Collected data
- - - -

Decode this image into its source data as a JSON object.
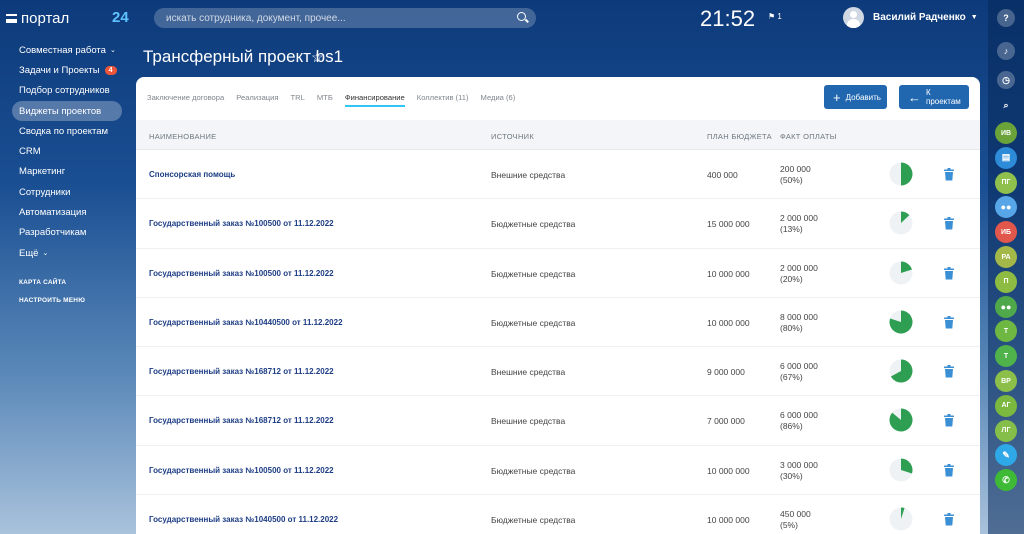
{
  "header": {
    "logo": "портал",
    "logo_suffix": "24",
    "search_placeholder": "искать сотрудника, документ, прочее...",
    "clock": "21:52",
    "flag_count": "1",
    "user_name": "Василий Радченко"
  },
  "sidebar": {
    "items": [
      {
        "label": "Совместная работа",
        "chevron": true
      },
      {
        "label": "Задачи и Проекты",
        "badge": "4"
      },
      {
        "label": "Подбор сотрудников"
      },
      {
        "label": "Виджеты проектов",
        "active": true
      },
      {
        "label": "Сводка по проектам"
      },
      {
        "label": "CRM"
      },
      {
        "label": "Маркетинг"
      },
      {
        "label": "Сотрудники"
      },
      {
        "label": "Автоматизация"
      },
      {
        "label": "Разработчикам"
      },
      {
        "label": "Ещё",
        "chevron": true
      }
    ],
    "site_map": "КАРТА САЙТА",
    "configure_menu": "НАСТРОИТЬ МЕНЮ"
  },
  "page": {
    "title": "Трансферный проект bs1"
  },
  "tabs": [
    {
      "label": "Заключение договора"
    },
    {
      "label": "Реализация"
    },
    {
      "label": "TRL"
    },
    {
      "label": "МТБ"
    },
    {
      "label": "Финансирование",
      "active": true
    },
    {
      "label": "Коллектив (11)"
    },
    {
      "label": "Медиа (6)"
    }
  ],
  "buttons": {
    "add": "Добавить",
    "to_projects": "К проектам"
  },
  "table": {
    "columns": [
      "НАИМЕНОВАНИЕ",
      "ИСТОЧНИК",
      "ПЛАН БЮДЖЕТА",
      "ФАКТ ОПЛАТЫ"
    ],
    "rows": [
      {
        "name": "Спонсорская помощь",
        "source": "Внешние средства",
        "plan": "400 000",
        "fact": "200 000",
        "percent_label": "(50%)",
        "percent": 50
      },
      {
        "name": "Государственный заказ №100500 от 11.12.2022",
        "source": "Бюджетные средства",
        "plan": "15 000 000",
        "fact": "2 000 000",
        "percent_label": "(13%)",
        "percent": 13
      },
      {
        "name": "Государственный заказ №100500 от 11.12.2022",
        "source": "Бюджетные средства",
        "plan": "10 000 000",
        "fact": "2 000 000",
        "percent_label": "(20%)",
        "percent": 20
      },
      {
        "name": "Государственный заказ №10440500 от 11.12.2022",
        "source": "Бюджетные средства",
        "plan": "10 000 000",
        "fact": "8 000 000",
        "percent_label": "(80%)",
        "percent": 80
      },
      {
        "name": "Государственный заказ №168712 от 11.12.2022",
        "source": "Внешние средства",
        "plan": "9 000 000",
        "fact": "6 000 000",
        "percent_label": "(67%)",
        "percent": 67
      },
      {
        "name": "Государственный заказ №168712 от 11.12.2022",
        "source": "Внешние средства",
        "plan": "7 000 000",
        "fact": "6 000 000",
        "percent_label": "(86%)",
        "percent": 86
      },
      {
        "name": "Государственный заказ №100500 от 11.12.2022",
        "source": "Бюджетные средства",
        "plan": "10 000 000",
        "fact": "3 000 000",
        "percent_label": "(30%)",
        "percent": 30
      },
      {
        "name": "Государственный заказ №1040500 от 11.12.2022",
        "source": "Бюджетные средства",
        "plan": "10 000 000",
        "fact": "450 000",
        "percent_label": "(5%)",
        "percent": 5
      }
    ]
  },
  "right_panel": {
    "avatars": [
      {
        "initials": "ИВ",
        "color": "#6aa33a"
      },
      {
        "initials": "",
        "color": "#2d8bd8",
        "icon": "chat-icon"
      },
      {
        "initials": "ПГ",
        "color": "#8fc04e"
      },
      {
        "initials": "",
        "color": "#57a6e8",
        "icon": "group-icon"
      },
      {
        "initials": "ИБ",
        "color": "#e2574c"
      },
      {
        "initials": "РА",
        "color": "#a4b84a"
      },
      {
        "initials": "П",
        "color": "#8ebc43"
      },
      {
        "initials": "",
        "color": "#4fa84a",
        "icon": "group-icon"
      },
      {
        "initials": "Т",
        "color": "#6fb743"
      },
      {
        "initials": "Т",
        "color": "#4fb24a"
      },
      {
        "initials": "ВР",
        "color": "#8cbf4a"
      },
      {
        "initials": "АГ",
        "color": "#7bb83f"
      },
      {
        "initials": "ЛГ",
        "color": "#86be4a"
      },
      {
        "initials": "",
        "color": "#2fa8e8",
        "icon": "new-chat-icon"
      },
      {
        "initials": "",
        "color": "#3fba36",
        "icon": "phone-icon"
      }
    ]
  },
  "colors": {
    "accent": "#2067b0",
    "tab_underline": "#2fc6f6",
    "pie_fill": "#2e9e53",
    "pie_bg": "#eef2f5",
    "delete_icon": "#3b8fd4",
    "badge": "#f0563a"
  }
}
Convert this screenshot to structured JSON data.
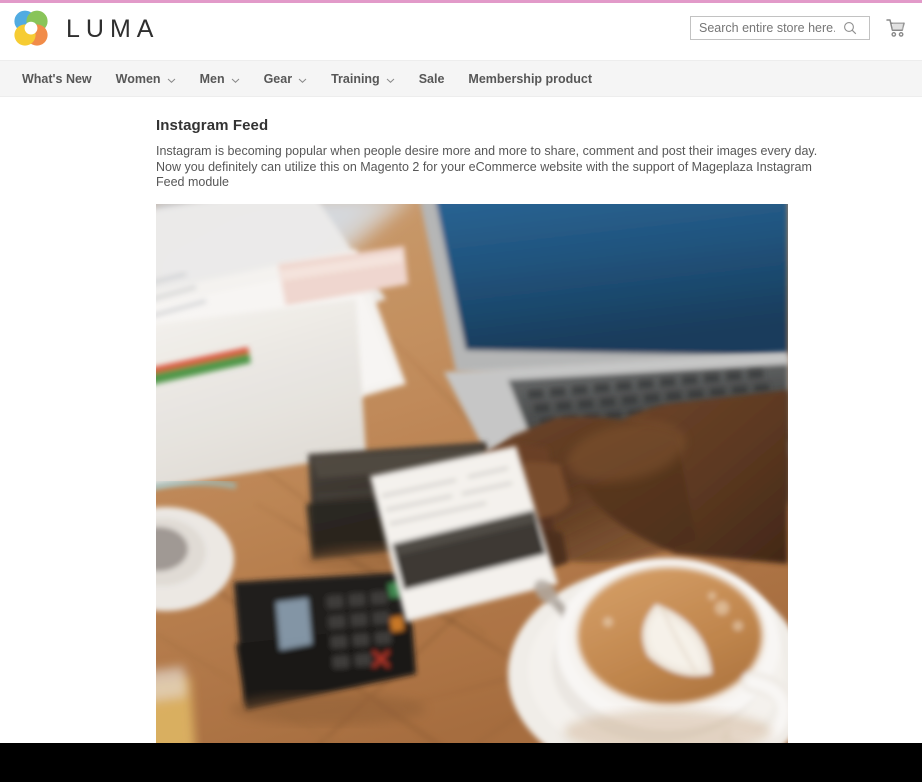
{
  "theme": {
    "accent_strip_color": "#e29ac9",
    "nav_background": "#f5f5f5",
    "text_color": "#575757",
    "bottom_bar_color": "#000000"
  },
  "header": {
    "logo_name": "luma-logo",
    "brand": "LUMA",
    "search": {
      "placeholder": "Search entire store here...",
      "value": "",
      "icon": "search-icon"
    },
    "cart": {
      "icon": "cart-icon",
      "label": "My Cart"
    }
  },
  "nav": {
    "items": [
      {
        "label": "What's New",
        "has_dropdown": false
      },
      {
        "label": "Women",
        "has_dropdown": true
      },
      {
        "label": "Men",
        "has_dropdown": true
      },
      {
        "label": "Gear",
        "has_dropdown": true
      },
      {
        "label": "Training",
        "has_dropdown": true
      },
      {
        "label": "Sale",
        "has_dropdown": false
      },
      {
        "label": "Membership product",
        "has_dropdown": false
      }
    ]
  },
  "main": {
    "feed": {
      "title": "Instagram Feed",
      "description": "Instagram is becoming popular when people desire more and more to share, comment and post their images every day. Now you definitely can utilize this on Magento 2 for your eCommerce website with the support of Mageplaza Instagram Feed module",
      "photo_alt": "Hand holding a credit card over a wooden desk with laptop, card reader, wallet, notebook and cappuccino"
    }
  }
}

- - - -

Transcribe every entry word for word, but omit the pictures.

Decode this image into its source data as a JSON object.
{
  "header": {
    "logo": "портал",
    "logo_suffix": "24",
    "search_placeholder": "искать сотрудника, документ, прочее...",
    "clock": "21:52",
    "flag_count": "1",
    "user_name": "Василий Радченко"
  },
  "sidebar": {
    "items": [
      {
        "label": "Совместная работа",
        "chevron": true
      },
      {
        "label": "Задачи и Проекты",
        "badge": "4"
      },
      {
        "label": "Подбор сотрудников"
      },
      {
        "label": "Виджеты проектов",
        "active": true
      },
      {
        "label": "Сводка по проектам"
      },
      {
        "label": "CRM"
      },
      {
        "label": "Маркетинг"
      },
      {
        "label": "Сотрудники"
      },
      {
        "label": "Автоматизация"
      },
      {
        "label": "Разработчикам"
      },
      {
        "label": "Ещё",
        "chevron": true
      }
    ],
    "site_map": "КАРТА САЙТА",
    "configure_menu": "НАСТРОИТЬ МЕНЮ"
  },
  "page": {
    "title": "Трансферный проект bs1"
  },
  "tabs": [
    {
      "label": "Заключение договора"
    },
    {
      "label": "Реализация"
    },
    {
      "label": "TRL"
    },
    {
      "label": "МТБ"
    },
    {
      "label": "Финансирование",
      "active": true
    },
    {
      "label": "Коллектив (11)"
    },
    {
      "label": "Медиа (6)"
    }
  ],
  "buttons": {
    "add": "Добавить",
    "to_projects": "К проектам"
  },
  "table": {
    "columns": [
      "НАИМЕНОВАНИЕ",
      "ИСТОЧНИК",
      "ПЛАН БЮДЖЕТА",
      "ФАКТ ОПЛАТЫ"
    ],
    "rows": [
      {
        "name": "Спонсорская помощь",
        "source": "Внешние средства",
        "plan": "400 000",
        "fact": "200 000",
        "percent_label": "(50%)",
        "percent": 50
      },
      {
        "name": "Государственный заказ №100500 от 11.12.2022",
        "source": "Бюджетные средства",
        "plan": "15 000 000",
        "fact": "2 000 000",
        "percent_label": "(13%)",
        "percent": 13
      },
      {
        "name": "Государственный заказ №100500 от 11.12.2022",
        "source": "Бюджетные средства",
        "plan": "10 000 000",
        "fact": "2 000 000",
        "percent_label": "(20%)",
        "percent": 20
      },
      {
        "name": "Государственный заказ №10440500 от 11.12.2022",
        "source": "Бюджетные средства",
        "plan": "10 000 000",
        "fact": "8 000 000",
        "percent_label": "(80%)",
        "percent": 80
      },
      {
        "name": "Государственный заказ №168712 от 11.12.2022",
        "source": "Внешние средства",
        "plan": "9 000 000",
        "fact": "6 000 000",
        "percent_label": "(67%)",
        "percent": 67
      },
      {
        "name": "Государственный заказ №168712 от 11.12.2022",
        "source": "Внешние средства",
        "plan": "7 000 000",
        "fact": "6 000 000",
        "percent_label": "(86%)",
        "percent": 86
      },
      {
        "name": "Государственный заказ №100500 от 11.12.2022",
        "source": "Бюджетные средства",
        "plan": "10 000 000",
        "fact": "3 000 000",
        "percent_label": "(30%)",
        "percent": 30
      },
      {
        "name": "Государственный заказ №1040500 от 11.12.2022",
        "source": "Бюджетные средства",
        "plan": "10 000 000",
        "fact": "450 000",
        "percent_label": "(5%)",
        "percent": 5
      }
    ]
  },
  "right_panel": {
    "avatars": [
      {
        "initials": "ИВ",
        "color": "#6aa33a"
      },
      {
        "initials": "",
        "color": "#2d8bd8",
        "icon": "chat-icon"
      },
      {
        "initials": "ПГ",
        "color": "#8fc04e"
      },
      {
        "initials": "",
        "color": "#57a6e8",
        "icon": "group-icon"
      },
      {
        "initials": "ИБ",
        "color": "#e2574c"
      },
      {
        "initials": "РА",
        "color": "#a4b84a"
      },
      {
        "initials": "П",
        "color": "#8ebc43"
      },
      {
        "initials": "",
        "color": "#4fa84a",
        "icon": "group-icon"
      },
      {
        "initials": "Т",
        "color": "#6fb743"
      },
      {
        "initials": "Т",
        "color": "#4fb24a"
      },
      {
        "initials": "ВР",
        "color": "#8cbf4a"
      },
      {
        "initials": "АГ",
        "color": "#7bb83f"
      },
      {
        "initials": "ЛГ",
        "color": "#86be4a"
      },
      {
        "initials": "",
        "color": "#2fa8e8",
        "icon": "new-chat-icon"
      },
      {
        "initials": "",
        "color": "#3fba36",
        "icon": "phone-icon"
      }
    ]
  },
  "colors": {
    "accent": "#2067b0",
    "tab_underline": "#2fc6f6",
    "pie_fill": "#2e9e53",
    "pie_bg": "#eef2f5",
    "delete_icon": "#3b8fd4",
    "badge": "#f0563a"
  }
}
Convert this screenshot to structured JSON data.
{
  "theme": {
    "accent_strip_color": "#e29ac9",
    "nav_background": "#f5f5f5",
    "text_color": "#575757",
    "bottom_bar_color": "#000000"
  },
  "header": {
    "logo_name": "luma-logo",
    "brand": "LUMA",
    "search": {
      "placeholder": "Search entire store here...",
      "value": "",
      "icon": "search-icon"
    },
    "cart": {
      "icon": "cart-icon",
      "label": "My Cart"
    }
  },
  "nav": {
    "items": [
      {
        "label": "What's New",
        "has_dropdown": false
      },
      {
        "label": "Women",
        "has_dropdown": true
      },
      {
        "label": "Men",
        "has_dropdown": true
      },
      {
        "label": "Gear",
        "has_dropdown": true
      },
      {
        "label": "Training",
        "has_dropdown": true
      },
      {
        "label": "Sale",
        "has_dropdown": false
      },
      {
        "label": "Membership product",
        "has_dropdown": false
      }
    ]
  },
  "main": {
    "feed": {
      "title": "Instagram Feed",
      "description": "Instagram is becoming popular when people desire more and more to share, comment and post their images every day. Now you definitely can utilize this on Magento 2 for your eCommerce website with the support of Mageplaza Instagram Feed module",
      "photo_alt": "Hand holding a credit card over a wooden desk with laptop, card reader, wallet, notebook and cappuccino"
    }
  }
}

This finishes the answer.